[Data entries for graphics]
** START **

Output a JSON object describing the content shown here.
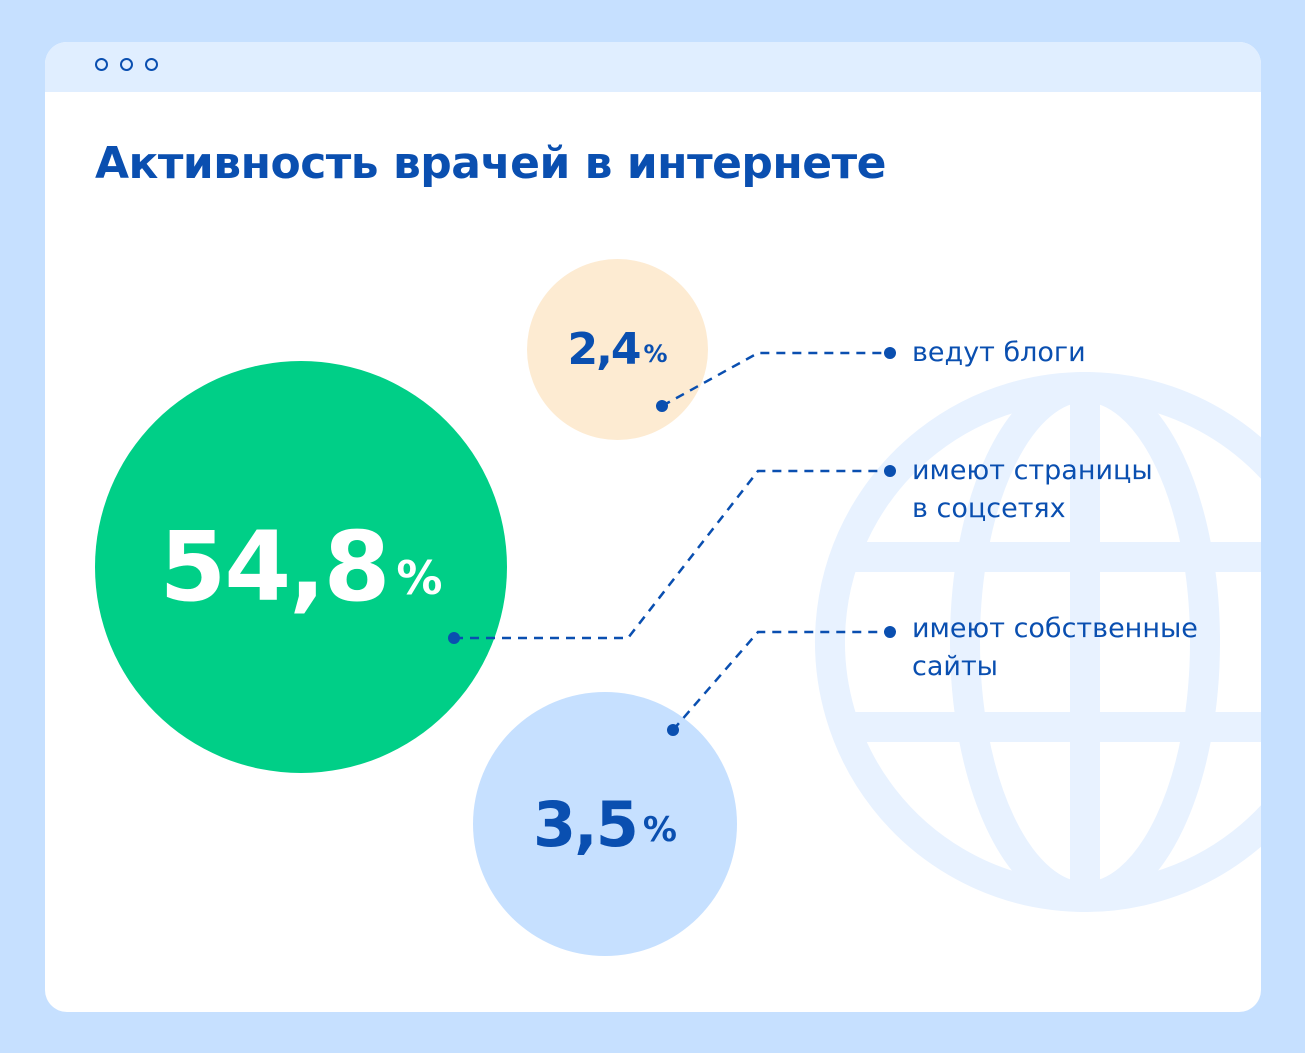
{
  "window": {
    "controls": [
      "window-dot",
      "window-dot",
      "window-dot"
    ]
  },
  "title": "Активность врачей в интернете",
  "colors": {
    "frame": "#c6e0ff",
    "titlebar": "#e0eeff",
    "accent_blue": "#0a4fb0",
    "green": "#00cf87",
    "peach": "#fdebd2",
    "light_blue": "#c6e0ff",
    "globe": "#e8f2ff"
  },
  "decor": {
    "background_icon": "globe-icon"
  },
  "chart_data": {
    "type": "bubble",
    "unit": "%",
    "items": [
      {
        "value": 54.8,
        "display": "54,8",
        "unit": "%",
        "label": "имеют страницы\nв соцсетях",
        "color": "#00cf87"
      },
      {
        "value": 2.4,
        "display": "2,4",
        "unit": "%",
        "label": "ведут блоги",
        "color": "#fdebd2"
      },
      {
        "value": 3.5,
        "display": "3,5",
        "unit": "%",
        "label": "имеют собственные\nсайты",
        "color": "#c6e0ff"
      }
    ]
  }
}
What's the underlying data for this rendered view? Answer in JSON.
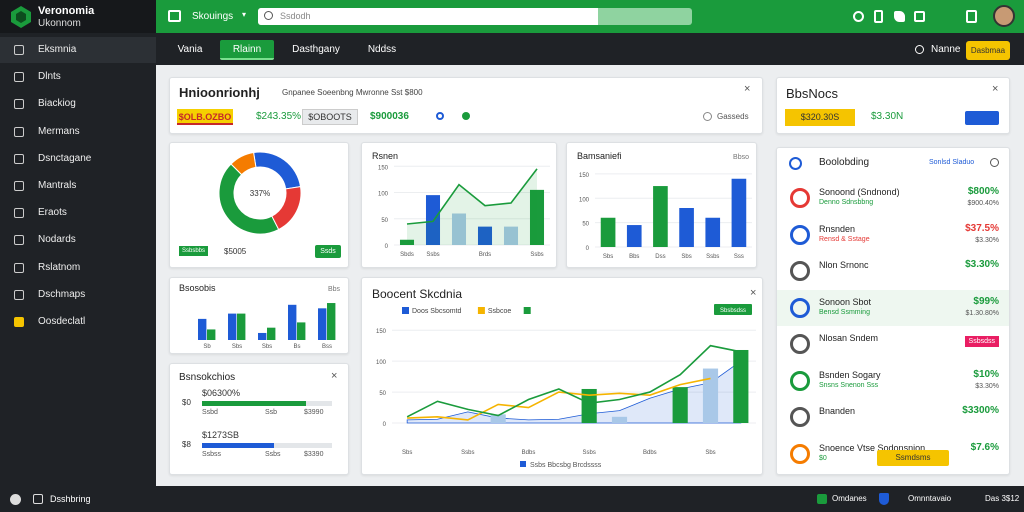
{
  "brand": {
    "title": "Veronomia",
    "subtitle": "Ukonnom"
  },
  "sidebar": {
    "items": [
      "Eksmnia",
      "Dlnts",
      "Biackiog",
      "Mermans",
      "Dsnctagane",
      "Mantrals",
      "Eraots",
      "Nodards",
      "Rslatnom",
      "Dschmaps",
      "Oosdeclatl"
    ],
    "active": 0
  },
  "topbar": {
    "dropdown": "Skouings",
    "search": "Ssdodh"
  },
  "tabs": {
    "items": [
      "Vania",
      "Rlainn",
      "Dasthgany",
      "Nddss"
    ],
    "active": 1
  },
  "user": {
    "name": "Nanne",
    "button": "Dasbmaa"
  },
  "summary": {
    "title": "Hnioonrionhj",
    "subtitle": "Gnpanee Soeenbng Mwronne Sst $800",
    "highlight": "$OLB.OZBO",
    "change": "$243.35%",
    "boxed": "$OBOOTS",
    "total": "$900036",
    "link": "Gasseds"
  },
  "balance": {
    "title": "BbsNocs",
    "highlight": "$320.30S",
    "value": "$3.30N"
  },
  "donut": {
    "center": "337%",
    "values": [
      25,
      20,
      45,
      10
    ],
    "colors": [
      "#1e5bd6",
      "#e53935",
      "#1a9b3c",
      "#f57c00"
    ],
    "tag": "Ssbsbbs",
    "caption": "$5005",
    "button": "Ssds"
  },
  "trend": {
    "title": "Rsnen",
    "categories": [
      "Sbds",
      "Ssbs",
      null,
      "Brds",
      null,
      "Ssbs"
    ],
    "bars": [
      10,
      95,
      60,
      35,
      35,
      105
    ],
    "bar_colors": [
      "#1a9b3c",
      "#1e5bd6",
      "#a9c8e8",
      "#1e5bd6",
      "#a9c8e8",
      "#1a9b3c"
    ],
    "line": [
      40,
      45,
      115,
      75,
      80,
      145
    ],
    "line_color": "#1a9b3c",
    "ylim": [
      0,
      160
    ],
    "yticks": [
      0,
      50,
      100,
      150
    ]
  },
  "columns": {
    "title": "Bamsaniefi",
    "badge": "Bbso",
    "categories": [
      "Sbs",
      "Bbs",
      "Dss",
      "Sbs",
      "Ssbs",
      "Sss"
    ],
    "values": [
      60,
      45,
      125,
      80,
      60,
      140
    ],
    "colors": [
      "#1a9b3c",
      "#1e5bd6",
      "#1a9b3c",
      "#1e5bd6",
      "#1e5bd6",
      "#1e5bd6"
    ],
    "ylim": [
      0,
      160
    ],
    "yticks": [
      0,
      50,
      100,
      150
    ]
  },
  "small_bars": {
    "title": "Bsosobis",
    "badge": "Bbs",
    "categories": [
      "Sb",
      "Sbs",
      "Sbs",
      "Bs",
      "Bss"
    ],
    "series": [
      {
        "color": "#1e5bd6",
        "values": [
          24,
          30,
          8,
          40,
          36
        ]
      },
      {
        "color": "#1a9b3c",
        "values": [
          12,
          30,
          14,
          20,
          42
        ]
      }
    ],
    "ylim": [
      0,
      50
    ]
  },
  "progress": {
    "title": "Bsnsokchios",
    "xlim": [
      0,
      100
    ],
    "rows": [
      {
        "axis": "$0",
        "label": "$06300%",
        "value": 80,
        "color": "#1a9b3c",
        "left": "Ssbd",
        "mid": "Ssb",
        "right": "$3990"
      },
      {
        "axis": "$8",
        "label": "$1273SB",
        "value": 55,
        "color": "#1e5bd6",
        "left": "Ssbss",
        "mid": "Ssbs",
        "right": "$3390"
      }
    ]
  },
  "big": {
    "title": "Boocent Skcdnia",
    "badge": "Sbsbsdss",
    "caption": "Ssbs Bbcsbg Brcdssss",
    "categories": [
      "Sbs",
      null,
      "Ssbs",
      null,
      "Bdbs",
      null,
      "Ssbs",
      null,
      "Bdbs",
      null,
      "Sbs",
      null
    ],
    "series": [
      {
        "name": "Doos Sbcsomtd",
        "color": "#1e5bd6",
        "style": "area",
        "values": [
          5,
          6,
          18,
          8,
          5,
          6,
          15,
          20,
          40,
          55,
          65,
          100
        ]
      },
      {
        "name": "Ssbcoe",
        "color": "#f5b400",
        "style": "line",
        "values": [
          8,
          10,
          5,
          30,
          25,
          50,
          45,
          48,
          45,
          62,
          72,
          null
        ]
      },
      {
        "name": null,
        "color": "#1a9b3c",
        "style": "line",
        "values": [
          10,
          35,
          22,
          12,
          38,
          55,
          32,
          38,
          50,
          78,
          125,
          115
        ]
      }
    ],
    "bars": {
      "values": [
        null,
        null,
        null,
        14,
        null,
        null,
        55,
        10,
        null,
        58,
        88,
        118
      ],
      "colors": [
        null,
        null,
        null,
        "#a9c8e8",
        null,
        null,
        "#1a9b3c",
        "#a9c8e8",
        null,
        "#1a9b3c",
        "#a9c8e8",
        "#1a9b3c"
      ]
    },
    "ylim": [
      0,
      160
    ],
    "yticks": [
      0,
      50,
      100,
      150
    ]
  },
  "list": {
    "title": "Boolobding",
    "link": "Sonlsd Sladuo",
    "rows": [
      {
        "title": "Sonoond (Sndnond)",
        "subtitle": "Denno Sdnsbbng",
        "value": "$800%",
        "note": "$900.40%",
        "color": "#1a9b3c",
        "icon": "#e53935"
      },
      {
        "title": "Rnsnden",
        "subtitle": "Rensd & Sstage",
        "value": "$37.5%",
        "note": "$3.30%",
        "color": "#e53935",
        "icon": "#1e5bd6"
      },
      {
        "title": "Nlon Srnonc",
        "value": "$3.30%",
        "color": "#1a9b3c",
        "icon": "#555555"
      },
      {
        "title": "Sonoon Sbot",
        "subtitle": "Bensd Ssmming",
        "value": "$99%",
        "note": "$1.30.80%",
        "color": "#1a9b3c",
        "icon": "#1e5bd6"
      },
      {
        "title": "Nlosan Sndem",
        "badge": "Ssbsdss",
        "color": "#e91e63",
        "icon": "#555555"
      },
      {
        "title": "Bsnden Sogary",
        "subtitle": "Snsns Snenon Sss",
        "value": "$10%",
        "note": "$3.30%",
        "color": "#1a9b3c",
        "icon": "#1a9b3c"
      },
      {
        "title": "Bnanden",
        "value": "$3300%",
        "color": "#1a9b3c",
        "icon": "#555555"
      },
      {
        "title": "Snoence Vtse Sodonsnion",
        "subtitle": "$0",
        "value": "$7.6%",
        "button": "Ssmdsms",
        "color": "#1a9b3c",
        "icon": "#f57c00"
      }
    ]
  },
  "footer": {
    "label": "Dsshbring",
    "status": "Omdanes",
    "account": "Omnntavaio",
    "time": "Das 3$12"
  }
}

** END **

◆ **TASK DETAILS**
Copy every line that contains the string "subtitle".

◆ **SOLUTION**
    "subtitle": "Ukonnom"
    "subtitle": "Gnpanee Soeenbng Mwronne Sst $800",
        "subtitle": "Denno Sdnsbbng",
        "subtitle": "Rensd & Sstage",
        "subtitle": "Bensd Ssmming",
        "subtitle": "Snsns Snenon Sss",
        "subtitle": "$0",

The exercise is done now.